Items listed in a dataset:
----------------------------------------

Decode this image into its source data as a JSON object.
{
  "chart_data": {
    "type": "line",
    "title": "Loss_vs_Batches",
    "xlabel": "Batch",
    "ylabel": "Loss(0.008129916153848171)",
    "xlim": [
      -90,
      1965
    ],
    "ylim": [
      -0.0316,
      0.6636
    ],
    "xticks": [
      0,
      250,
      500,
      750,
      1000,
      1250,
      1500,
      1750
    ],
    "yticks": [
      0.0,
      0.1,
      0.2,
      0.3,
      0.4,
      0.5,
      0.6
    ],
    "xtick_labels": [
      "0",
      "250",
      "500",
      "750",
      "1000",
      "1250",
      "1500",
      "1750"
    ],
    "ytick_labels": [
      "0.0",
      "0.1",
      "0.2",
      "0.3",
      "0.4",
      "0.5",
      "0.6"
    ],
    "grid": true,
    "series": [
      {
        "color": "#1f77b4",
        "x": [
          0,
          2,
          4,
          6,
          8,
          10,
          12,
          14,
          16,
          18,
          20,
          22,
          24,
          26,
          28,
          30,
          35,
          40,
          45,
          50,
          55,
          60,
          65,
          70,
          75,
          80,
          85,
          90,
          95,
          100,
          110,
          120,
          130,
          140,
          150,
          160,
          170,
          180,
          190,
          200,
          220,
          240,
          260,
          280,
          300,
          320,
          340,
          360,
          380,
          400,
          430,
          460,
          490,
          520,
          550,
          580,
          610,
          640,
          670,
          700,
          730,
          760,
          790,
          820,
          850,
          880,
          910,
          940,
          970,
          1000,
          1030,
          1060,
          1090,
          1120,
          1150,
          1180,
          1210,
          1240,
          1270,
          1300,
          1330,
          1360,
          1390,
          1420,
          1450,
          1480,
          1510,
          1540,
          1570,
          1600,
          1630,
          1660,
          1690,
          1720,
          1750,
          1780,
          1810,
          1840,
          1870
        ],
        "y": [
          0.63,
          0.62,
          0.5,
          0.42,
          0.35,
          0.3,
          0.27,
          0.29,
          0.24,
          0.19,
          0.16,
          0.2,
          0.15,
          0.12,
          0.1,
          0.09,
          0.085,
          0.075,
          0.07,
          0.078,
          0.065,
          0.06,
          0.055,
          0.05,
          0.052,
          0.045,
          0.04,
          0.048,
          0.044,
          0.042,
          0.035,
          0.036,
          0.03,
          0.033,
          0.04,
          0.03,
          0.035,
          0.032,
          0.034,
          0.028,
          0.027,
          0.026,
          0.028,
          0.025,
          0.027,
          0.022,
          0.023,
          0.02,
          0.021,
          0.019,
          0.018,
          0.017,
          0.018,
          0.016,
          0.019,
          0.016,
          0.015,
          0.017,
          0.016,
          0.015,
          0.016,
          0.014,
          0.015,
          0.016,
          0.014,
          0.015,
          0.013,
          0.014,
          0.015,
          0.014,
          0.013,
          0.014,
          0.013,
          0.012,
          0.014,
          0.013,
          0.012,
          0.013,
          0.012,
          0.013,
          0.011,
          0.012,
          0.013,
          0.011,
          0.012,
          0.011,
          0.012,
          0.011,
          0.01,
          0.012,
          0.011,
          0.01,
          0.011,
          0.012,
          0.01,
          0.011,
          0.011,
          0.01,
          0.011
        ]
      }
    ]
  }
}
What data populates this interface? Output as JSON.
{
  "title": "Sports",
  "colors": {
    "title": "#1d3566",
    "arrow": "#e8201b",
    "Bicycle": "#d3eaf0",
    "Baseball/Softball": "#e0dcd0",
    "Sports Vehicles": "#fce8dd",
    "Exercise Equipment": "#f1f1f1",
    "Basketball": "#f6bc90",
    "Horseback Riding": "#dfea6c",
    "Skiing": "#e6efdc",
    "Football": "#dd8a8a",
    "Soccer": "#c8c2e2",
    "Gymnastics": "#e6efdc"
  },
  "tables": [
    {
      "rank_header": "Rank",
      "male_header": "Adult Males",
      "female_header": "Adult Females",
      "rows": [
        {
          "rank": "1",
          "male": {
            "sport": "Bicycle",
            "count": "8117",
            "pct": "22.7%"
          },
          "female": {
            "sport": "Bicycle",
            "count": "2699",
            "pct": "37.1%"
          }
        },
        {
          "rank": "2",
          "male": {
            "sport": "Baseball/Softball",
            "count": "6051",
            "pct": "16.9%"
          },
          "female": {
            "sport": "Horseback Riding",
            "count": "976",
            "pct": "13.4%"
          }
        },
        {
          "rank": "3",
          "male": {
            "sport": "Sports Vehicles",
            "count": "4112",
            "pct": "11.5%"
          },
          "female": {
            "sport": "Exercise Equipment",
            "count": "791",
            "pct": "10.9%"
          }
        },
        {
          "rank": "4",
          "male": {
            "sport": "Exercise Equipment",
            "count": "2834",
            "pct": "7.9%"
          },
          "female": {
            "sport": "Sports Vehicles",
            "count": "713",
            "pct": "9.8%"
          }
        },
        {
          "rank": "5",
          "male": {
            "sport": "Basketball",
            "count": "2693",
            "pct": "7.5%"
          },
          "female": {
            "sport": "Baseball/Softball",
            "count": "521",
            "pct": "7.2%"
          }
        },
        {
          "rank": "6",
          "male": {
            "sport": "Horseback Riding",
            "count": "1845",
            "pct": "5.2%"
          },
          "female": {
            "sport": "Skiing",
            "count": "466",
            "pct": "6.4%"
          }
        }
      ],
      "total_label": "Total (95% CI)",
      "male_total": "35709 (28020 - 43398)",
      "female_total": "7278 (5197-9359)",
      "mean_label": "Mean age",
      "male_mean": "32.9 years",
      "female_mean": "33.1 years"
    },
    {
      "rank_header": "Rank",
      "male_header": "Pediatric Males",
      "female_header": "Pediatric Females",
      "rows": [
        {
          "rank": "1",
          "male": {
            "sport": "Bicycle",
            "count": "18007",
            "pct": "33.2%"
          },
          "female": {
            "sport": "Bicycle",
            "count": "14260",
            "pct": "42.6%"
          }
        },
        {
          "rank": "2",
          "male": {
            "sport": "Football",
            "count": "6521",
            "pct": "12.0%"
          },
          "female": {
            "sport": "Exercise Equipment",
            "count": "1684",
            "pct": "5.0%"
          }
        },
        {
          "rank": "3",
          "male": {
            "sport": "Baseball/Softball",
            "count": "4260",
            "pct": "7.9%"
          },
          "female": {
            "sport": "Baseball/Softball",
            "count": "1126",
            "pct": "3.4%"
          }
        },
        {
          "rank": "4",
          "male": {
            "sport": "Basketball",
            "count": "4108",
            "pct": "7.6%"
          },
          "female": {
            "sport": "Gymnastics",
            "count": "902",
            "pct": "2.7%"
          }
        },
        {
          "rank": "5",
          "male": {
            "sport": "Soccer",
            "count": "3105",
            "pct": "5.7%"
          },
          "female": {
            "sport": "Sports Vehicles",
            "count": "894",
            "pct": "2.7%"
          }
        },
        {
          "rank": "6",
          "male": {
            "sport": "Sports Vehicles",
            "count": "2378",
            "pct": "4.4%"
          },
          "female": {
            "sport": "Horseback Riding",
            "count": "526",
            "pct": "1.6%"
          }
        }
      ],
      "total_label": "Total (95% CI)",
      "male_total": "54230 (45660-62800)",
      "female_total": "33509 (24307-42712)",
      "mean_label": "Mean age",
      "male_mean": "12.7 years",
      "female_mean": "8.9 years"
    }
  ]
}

----------------------------------------

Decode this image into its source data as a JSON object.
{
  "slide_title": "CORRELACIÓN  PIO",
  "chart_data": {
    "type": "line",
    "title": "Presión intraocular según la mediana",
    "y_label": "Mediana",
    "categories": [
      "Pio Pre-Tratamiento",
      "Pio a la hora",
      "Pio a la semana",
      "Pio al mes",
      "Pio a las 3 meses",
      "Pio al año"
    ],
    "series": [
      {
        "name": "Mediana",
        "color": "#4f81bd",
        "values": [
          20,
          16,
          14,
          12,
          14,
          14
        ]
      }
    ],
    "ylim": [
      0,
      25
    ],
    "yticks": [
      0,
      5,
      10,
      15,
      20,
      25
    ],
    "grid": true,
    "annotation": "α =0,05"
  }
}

----------------------------------------

* EXERCISE DIRECTIONS:
Which lines in the records above contain the string "years"? Copy each one.

* ANSWER TO THIS PROBLEM:
      "male_mean": "32.9 years",
      "female_mean": "33.1 years"
      "male_mean": "12.7 years",
      "female_mean": "8.9 years"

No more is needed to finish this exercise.